Report only how many lines hold the word "什么是创客".

**Source material**
----------------------------------------
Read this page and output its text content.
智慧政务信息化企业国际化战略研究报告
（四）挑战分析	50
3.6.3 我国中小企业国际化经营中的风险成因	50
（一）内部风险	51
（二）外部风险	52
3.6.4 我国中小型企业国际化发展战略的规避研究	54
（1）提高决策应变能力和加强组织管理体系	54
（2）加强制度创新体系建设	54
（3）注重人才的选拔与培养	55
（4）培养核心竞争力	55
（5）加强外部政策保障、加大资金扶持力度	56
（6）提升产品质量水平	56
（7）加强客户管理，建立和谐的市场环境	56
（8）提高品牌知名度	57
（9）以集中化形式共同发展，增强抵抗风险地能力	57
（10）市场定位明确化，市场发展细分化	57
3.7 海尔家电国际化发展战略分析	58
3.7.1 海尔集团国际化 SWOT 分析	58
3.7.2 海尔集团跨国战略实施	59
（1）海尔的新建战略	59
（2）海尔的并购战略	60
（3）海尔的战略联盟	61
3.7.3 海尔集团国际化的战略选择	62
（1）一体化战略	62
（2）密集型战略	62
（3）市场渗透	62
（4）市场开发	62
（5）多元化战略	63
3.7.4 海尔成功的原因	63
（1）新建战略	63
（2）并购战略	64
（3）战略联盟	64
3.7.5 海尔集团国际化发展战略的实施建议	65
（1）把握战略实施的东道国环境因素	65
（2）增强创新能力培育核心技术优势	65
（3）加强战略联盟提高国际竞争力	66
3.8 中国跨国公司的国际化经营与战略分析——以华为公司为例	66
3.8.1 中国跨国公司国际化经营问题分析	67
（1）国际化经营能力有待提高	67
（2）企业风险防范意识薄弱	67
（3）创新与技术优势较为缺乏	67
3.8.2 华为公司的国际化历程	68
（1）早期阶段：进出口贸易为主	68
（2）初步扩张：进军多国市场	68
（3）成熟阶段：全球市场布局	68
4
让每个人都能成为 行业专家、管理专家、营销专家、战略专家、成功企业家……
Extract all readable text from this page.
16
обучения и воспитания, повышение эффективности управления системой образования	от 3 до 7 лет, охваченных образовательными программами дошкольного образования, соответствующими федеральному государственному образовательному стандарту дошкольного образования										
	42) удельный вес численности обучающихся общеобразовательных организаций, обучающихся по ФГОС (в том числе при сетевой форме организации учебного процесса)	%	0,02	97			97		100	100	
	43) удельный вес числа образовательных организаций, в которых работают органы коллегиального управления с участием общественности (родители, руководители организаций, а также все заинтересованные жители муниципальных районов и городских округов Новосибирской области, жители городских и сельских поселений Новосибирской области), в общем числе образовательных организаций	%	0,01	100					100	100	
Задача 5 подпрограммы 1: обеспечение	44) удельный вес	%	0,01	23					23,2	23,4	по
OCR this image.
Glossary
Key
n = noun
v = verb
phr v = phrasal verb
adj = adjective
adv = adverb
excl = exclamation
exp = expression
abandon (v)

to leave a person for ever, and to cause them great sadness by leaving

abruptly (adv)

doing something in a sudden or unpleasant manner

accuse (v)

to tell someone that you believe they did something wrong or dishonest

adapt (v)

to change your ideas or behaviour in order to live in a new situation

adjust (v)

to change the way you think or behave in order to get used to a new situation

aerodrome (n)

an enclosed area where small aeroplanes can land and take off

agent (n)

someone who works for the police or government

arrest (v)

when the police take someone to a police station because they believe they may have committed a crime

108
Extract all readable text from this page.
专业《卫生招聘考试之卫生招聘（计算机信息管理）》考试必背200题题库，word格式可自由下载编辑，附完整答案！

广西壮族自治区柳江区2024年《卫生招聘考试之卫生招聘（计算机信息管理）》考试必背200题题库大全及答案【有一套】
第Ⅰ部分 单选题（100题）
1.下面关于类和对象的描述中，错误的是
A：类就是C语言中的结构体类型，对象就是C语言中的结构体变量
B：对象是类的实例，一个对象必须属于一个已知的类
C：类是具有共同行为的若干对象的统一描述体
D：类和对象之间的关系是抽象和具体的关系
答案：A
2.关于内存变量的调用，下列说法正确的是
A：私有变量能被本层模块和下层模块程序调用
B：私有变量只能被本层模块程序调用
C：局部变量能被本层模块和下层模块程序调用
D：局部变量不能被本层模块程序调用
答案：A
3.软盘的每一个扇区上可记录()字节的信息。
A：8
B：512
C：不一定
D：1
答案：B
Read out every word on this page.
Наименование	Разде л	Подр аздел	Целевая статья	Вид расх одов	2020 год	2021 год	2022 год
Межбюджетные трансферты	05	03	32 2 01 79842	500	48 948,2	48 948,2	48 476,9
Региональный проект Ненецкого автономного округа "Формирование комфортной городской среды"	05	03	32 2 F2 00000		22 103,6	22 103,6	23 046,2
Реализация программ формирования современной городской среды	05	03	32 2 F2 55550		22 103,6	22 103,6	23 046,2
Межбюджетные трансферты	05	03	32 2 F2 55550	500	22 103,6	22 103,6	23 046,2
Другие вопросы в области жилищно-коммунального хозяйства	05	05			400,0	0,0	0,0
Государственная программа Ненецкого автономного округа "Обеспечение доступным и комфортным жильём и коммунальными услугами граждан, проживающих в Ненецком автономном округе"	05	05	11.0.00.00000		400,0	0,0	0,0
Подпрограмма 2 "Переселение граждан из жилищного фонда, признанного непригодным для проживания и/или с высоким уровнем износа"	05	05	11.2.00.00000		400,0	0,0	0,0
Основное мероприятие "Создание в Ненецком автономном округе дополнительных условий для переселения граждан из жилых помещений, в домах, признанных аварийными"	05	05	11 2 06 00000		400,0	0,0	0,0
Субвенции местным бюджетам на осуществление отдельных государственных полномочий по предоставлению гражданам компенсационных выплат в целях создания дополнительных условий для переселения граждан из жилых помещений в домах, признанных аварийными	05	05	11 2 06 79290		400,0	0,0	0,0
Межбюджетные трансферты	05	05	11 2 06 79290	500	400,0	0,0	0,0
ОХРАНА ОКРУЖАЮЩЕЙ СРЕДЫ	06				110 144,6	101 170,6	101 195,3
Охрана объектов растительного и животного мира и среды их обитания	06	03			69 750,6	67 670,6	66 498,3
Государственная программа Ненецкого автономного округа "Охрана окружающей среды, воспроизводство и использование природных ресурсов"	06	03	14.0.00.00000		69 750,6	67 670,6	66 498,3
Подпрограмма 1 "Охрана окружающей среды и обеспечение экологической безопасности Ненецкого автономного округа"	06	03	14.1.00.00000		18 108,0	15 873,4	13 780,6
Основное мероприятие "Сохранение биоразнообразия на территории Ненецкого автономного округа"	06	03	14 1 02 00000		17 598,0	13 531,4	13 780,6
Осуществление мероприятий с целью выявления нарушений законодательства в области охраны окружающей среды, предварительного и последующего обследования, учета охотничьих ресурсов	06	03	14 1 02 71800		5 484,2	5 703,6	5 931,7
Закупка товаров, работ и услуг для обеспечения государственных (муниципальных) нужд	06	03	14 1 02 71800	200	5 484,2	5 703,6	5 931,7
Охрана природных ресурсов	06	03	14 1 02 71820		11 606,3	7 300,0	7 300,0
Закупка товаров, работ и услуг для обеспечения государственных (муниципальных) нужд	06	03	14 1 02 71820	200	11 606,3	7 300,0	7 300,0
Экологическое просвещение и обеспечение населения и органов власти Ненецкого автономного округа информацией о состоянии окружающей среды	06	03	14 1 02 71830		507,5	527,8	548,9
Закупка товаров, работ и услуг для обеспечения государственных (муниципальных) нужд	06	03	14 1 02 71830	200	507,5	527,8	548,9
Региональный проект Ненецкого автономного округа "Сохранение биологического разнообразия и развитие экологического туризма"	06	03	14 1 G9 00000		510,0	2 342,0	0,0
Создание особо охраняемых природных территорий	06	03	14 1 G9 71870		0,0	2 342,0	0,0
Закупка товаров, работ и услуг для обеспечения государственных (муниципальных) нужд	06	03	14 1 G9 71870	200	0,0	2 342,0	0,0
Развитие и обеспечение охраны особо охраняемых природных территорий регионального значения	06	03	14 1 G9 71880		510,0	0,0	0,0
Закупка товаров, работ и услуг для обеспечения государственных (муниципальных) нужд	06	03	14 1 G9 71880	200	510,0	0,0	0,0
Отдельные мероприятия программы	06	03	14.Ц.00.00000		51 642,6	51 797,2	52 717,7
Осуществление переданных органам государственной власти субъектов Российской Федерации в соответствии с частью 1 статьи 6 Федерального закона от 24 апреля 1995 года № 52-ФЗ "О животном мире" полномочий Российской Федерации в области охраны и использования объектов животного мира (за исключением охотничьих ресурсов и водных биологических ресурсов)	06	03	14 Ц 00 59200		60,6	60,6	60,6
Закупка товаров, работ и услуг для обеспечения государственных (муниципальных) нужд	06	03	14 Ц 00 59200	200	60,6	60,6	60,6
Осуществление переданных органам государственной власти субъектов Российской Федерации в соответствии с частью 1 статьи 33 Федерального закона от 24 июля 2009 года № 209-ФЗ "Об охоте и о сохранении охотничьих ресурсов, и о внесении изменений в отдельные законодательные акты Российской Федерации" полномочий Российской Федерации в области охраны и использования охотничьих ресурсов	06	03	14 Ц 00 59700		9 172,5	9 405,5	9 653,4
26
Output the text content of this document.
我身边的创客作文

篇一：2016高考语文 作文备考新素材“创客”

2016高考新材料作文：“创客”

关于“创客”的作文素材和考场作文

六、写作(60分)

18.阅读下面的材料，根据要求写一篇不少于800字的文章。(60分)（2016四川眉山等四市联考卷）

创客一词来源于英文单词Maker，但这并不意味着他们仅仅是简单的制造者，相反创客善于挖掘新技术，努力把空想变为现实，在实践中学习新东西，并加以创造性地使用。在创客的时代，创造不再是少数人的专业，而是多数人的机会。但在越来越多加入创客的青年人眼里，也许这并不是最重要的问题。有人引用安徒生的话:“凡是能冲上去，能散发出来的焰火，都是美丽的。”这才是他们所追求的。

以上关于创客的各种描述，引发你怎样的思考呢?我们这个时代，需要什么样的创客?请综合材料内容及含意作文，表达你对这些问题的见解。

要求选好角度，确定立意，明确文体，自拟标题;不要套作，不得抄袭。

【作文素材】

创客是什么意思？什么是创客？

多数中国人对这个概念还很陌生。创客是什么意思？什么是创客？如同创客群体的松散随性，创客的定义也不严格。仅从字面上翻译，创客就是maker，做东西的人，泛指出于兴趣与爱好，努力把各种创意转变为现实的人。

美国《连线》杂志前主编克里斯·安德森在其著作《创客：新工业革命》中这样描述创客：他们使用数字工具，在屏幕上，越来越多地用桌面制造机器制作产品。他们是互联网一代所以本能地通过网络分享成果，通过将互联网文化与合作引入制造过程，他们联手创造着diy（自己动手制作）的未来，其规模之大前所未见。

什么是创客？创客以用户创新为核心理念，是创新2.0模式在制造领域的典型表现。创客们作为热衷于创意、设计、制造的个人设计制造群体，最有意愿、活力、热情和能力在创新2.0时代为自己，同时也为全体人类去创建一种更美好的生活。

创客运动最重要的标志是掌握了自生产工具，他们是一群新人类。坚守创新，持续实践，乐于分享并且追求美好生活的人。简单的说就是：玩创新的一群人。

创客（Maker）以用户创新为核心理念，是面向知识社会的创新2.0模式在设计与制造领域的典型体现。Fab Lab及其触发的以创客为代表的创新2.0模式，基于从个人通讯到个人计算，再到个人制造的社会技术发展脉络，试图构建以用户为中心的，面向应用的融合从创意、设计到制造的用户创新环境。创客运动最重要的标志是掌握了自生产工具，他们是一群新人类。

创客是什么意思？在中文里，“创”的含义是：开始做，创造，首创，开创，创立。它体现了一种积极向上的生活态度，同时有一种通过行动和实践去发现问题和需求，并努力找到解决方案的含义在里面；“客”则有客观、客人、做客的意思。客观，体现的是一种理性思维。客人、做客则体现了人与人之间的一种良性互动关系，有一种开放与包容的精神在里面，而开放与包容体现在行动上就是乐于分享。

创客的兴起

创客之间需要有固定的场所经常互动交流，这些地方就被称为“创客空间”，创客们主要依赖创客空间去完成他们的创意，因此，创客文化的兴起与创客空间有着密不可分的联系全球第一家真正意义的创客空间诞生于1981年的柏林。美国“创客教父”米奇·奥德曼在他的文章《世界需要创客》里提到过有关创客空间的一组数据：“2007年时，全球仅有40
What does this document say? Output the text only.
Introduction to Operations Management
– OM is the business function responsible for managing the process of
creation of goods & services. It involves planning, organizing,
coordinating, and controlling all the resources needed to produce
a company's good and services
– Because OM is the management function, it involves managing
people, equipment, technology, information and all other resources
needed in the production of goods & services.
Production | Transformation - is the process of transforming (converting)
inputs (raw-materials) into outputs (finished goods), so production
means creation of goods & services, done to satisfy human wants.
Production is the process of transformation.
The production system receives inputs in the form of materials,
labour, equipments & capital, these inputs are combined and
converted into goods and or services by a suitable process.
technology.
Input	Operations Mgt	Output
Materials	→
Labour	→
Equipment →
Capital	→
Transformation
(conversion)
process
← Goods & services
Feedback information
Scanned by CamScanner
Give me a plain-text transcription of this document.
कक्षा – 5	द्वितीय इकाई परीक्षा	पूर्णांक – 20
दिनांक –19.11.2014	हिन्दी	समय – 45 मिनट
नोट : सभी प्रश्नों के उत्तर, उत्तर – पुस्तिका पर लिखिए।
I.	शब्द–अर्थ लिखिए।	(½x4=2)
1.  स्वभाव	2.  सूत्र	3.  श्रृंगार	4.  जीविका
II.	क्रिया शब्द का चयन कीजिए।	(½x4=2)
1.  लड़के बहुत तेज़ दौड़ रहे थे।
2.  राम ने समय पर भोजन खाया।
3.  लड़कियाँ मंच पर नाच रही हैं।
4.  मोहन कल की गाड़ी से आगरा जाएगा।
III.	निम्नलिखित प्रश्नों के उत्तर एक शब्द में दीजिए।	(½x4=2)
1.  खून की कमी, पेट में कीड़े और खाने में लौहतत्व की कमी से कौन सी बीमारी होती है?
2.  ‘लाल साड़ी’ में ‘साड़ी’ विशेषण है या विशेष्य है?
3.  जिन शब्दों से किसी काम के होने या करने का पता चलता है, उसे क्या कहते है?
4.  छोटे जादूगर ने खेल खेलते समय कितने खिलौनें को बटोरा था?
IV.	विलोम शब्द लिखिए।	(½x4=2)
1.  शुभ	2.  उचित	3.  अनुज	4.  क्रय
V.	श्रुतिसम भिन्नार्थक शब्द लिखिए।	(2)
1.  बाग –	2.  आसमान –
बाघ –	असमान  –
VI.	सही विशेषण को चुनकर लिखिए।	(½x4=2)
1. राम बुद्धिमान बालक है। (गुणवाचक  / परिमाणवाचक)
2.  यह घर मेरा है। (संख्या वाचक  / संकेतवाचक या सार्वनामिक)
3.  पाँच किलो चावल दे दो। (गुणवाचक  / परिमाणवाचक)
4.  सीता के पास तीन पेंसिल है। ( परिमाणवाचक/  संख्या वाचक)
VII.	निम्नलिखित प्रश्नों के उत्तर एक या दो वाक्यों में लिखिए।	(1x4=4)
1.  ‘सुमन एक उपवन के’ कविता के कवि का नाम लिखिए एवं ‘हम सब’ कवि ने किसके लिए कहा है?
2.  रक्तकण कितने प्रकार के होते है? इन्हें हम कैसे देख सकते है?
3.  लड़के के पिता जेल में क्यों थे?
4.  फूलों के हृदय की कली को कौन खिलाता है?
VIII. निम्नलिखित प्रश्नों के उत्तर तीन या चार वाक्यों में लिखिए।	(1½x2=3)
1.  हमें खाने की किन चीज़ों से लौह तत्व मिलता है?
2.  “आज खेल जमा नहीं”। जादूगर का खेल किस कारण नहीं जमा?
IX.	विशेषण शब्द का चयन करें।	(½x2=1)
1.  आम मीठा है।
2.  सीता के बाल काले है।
----------------------------------------
**Expected answer**
3